*EXERCISE GOAL*. Go through the entries one line at a time, and gather every line that has the word "trace".

════

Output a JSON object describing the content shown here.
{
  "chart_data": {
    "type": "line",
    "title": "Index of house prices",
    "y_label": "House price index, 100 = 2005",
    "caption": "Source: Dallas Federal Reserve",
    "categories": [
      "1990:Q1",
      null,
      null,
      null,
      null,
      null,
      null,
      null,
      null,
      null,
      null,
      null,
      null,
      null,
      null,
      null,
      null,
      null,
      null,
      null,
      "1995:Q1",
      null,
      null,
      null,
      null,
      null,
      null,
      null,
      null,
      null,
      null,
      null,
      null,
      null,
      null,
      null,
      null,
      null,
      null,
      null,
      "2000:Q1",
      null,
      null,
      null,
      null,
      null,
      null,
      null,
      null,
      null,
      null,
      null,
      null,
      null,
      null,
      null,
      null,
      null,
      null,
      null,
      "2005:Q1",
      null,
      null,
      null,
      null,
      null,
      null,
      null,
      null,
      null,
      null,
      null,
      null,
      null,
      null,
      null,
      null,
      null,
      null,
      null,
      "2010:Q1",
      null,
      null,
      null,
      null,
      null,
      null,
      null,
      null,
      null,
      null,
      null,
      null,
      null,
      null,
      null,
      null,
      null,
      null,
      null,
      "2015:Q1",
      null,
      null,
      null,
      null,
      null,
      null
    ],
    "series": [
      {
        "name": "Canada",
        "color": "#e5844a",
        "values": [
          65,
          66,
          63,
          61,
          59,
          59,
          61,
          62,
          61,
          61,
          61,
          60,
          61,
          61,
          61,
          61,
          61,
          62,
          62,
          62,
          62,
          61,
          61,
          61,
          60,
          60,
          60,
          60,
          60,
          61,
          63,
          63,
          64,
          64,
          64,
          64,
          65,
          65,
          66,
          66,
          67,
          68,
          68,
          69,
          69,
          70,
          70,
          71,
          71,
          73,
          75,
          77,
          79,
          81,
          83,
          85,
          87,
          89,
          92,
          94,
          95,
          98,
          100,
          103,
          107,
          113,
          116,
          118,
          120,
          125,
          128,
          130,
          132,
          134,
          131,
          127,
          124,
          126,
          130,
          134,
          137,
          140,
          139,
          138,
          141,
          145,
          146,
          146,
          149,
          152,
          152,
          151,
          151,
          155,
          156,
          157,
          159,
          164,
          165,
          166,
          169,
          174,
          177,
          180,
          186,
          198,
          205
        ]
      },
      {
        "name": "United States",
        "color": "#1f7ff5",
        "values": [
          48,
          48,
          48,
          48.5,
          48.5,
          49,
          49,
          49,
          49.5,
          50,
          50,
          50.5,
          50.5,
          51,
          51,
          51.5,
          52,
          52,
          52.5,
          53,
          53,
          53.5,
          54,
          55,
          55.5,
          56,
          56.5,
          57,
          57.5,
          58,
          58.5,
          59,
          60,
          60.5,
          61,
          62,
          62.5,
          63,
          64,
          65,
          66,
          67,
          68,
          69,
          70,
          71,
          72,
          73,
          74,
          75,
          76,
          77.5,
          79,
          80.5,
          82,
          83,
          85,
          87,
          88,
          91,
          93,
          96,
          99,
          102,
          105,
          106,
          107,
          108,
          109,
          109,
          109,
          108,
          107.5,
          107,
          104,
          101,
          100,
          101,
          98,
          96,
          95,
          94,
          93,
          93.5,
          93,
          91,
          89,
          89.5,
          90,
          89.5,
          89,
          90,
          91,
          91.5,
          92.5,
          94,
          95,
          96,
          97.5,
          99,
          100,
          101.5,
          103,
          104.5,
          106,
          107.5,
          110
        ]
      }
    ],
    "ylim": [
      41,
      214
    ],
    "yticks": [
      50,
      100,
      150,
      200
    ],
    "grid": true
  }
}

════

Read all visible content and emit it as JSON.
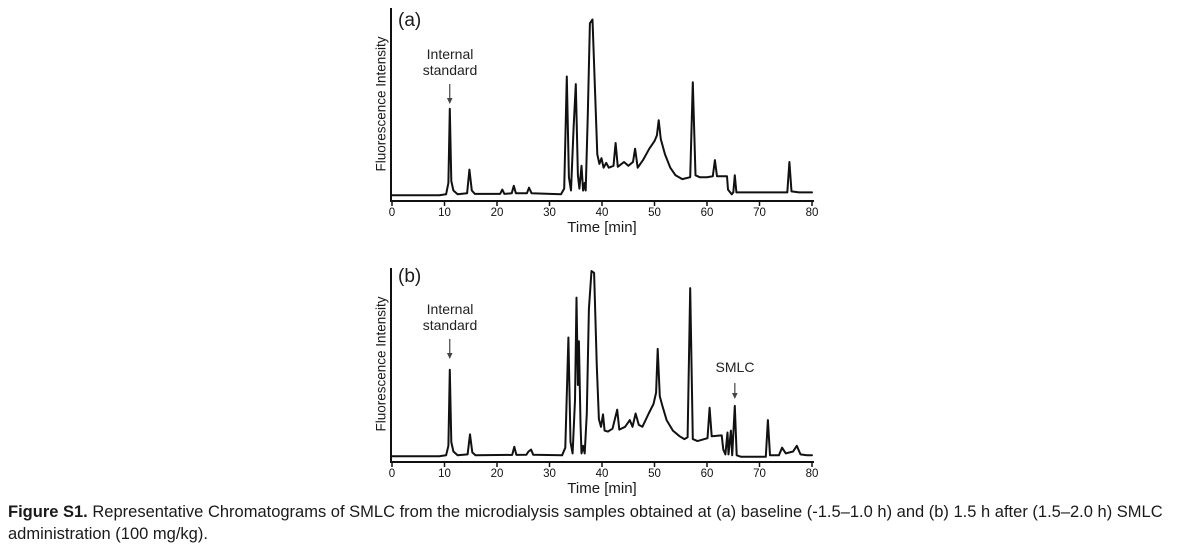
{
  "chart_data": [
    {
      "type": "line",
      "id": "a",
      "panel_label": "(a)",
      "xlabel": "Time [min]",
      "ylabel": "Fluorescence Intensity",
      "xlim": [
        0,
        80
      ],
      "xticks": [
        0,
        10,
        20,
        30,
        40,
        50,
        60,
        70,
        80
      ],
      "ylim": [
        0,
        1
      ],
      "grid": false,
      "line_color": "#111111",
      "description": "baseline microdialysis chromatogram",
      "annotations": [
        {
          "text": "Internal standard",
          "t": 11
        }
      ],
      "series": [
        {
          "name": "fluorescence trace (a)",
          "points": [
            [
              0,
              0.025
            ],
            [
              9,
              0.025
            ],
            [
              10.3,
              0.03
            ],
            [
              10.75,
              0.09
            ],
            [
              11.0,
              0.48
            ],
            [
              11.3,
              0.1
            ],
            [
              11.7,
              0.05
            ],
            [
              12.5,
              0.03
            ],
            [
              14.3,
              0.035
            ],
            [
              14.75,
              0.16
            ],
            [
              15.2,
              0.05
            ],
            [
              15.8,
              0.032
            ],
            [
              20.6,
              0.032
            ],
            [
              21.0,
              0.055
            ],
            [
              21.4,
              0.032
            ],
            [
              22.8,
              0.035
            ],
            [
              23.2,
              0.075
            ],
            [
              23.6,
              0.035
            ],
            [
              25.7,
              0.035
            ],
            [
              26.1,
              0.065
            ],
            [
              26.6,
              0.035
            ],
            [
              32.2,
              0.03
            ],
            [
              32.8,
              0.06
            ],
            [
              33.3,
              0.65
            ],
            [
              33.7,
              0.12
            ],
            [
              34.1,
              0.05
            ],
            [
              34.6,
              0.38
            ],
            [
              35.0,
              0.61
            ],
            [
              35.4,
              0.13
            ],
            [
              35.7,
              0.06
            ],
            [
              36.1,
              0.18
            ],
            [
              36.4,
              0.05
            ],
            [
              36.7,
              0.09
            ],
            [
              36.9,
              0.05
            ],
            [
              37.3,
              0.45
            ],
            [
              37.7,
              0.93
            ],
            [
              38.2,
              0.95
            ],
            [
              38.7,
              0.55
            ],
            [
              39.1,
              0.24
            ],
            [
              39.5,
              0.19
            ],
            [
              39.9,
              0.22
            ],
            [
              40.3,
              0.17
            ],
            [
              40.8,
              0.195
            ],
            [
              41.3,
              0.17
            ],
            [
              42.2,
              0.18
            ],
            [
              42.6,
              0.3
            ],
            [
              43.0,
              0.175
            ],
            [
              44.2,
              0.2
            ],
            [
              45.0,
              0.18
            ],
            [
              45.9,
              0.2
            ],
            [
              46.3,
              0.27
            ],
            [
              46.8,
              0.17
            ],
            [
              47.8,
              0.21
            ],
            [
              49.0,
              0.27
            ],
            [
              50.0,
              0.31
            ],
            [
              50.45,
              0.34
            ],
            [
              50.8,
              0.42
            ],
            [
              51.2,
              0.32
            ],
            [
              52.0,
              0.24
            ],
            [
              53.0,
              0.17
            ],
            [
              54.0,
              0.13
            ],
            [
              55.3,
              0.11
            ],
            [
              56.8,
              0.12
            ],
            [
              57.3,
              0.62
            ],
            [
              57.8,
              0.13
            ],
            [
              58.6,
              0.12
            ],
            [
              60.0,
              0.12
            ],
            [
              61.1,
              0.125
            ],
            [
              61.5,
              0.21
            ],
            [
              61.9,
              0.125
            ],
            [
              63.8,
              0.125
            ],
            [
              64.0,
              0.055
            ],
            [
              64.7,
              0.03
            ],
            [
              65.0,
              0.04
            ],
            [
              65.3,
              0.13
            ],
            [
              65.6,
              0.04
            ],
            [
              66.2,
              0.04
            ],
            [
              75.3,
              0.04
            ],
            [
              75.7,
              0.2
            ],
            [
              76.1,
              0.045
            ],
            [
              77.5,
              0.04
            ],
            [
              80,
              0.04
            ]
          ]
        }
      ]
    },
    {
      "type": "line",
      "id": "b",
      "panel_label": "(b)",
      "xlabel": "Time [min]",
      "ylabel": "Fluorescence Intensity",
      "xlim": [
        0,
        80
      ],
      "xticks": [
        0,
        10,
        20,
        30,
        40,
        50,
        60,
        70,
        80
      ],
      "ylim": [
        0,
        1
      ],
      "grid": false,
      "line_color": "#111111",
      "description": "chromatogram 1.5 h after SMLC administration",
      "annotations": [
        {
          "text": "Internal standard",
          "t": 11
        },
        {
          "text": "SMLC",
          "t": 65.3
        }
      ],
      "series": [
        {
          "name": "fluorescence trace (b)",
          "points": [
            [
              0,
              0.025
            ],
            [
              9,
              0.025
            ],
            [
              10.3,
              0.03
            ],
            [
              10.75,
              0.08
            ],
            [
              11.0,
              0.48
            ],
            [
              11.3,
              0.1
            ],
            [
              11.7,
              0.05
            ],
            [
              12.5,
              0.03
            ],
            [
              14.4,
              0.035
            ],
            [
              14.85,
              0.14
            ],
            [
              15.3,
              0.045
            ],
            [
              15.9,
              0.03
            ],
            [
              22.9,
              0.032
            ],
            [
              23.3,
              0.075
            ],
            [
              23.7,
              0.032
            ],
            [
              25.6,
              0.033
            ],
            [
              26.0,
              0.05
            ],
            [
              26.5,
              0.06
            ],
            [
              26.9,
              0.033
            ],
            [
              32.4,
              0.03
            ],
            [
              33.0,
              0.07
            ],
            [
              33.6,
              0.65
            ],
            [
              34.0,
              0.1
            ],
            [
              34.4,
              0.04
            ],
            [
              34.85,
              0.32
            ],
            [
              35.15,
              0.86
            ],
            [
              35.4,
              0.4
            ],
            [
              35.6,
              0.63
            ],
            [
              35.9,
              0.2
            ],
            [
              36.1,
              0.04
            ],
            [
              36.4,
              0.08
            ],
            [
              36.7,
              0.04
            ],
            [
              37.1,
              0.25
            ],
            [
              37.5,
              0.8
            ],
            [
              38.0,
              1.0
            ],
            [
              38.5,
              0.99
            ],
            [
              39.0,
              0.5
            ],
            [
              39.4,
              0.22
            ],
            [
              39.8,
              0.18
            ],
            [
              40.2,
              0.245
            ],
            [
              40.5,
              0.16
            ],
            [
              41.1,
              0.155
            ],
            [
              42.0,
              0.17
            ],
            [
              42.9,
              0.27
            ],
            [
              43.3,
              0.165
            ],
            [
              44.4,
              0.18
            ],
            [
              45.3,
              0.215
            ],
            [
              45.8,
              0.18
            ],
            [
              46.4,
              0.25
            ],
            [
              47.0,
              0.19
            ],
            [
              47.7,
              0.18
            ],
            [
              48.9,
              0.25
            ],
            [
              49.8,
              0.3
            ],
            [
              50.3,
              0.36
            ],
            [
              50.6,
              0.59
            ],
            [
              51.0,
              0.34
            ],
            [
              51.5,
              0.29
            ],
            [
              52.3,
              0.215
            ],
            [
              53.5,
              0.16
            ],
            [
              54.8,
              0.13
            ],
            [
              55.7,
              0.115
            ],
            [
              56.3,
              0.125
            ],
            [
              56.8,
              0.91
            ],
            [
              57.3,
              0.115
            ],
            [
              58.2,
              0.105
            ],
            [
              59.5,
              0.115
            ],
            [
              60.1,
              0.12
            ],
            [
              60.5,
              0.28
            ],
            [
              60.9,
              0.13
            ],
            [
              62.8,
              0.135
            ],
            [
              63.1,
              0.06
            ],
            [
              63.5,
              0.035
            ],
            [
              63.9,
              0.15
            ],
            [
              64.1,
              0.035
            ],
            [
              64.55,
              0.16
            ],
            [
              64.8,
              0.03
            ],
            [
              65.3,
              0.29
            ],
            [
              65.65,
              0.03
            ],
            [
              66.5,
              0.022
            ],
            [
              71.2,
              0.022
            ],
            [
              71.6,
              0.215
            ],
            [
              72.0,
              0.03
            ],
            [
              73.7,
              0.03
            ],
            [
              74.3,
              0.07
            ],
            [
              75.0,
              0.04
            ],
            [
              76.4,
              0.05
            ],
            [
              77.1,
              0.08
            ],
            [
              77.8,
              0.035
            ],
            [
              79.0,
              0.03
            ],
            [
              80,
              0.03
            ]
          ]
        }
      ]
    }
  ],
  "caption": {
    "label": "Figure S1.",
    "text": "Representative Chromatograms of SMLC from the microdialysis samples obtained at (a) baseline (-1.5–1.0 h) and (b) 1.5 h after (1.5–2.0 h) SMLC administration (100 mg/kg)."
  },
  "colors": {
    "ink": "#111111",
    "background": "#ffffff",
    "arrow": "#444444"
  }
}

════

*OUTPUT BELOW*.
          "name": "fluorescence trace (a)",
          "name": "fluorescence trace (b)",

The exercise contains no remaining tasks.